Задание →
Перепишите фрагмент о лагерных газетах от слов «Знатоком немецкого языка» до слов «происходит на фронтах.», заменив «немецкие газеты» на «иностранные газеты».

Фрагмент текста →
■ ■ ■ ■ ■ ■ ■

Знатоком немецкого языка в нашей комнате был Виноградов. Он свободно читал немецкие газеты и часто приносил в барак «Штутгартер цайтунг» или «Фолькишер беобахтер». Если делать поправку на трюки пропаганды, из этих газет можно было получить приблизительное представление о том, что происходит на фронтах.
Получали мы в лагере (бесплатно) раз в неделю газетку на русском языке. В ней с большим опозданием тоже помещались краткие сообщения с фронтов, много антисемитских публикаций, а также антисоветских и антикоммунистических. Мне запомнилось, как эта газетка отреагировала на введение в Красной Армии погонов. На карикатуре был изображен генерал в мундире с генеральскими погонами и с ярко выраженной еврейской внешностью, любующийся своим отражением в зеркале. Надпись гласила: «Циперович в новых погонах». Сталинские репрессии давали, к сожалению, весьма обширный, а главное, правдивый материал для этой газеты. Невозможно было не верить приводившимся фактам, поражавшим своей жестокостью и бессмысленной несправедливостью. Смысл таких публикаций сводился к тому, что уж кому-кому, а советским военнопленным и остарбайтерам незачем желать победы Красной Армии, если они не хотят остаток жизни гнить в советском ГУЛАГе или быть замученными в застенках НКВД. Но все равно я с нетерпением ждал победы над нацистами. Хоть краем глаза хотелось увидеть день расплаты за их злодеяния.

■ ■ ■ ■ ■ ■ ■

[Собранные записи данных]

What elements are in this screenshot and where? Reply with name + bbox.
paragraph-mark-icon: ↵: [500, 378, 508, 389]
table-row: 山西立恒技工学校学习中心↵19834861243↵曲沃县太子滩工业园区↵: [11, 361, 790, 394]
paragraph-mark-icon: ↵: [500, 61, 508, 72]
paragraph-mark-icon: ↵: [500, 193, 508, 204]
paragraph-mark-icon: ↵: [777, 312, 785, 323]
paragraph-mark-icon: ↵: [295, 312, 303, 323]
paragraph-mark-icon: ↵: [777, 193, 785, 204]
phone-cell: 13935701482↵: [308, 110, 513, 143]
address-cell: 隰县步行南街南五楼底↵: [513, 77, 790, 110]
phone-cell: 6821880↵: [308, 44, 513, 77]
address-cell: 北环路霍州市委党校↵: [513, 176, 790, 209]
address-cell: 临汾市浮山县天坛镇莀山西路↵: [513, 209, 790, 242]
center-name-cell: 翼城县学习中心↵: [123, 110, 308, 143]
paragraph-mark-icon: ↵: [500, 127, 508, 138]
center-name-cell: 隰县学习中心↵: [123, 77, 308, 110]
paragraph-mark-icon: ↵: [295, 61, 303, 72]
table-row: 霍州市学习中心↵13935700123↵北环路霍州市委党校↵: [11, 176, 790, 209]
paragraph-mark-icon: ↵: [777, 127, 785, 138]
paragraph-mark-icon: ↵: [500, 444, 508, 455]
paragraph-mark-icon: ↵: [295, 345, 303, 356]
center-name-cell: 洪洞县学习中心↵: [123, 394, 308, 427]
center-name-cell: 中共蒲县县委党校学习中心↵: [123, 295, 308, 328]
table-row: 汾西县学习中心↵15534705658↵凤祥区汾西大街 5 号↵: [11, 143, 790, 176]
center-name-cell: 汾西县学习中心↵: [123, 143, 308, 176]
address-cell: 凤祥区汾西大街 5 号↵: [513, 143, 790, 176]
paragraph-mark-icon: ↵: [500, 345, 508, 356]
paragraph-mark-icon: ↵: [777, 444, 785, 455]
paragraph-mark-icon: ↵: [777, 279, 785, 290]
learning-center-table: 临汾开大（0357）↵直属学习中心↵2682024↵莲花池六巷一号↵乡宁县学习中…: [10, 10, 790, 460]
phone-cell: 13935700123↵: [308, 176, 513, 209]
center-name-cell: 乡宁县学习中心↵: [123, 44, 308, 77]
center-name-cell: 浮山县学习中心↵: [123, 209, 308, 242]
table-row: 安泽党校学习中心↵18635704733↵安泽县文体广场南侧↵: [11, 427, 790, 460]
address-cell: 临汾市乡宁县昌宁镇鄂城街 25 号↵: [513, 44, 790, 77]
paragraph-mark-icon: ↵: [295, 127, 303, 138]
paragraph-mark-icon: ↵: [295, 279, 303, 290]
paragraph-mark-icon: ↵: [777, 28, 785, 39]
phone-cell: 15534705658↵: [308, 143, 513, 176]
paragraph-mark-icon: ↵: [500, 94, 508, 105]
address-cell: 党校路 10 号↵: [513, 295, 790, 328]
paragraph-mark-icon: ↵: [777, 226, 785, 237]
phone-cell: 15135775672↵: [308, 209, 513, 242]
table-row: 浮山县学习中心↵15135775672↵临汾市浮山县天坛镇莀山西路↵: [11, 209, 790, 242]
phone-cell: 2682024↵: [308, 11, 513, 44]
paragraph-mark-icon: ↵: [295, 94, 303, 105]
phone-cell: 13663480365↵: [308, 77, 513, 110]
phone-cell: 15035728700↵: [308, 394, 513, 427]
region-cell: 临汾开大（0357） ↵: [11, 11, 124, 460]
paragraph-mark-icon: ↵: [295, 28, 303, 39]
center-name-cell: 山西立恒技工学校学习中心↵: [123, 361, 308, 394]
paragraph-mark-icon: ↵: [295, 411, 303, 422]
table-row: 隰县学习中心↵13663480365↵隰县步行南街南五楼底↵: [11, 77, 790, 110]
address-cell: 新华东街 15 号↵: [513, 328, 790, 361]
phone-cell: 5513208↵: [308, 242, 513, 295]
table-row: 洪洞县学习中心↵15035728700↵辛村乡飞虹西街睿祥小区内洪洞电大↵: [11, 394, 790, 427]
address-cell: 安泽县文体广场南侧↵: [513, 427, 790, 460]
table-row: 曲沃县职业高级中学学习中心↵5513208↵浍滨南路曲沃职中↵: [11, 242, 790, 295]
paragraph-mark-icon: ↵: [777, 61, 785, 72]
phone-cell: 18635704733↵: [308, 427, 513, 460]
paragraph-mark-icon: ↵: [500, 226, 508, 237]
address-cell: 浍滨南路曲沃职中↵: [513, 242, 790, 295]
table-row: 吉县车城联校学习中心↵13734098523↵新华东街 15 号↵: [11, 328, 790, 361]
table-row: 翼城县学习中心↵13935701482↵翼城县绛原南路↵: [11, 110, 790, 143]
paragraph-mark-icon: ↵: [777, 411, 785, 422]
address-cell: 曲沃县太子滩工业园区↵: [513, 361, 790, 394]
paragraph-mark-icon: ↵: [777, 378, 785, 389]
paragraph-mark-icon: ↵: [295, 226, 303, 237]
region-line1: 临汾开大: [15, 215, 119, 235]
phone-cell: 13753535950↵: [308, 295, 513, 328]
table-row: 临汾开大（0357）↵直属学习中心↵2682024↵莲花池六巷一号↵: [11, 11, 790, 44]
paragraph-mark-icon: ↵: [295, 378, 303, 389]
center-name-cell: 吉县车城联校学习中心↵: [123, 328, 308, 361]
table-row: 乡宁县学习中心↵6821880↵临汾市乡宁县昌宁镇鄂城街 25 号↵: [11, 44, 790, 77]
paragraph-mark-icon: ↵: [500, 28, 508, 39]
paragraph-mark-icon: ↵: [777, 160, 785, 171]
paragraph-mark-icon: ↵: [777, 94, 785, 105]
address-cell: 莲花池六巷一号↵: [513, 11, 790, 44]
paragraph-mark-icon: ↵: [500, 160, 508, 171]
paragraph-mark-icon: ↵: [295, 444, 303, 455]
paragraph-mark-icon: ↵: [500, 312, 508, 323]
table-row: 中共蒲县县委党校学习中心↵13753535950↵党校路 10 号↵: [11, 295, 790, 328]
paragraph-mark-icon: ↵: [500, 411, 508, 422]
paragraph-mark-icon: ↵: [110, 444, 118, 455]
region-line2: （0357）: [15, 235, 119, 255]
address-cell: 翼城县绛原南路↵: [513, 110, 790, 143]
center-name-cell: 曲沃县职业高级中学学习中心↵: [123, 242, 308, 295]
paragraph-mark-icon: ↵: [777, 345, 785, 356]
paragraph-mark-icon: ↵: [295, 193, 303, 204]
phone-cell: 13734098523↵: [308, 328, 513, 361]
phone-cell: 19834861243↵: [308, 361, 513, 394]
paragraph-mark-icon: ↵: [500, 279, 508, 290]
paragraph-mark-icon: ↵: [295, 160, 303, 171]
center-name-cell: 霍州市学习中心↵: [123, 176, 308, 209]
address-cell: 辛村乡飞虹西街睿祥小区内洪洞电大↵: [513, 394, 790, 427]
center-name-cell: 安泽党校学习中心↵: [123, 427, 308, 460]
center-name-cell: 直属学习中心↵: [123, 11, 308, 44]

■ ■ ■ ■ ■ ■ ■

Выполненное задание →
Знатоком немецкого языка в нашей комнате был Виноградов. Он свободно читал иностранные газеты и часто приносил в барак «Штутгартер цайтунг» или «Фолькишер беобахтер». Если делать поправку на трюки пропаганды, из этих газет можно было получить приблизительное представление о том, что происходит на фронтах.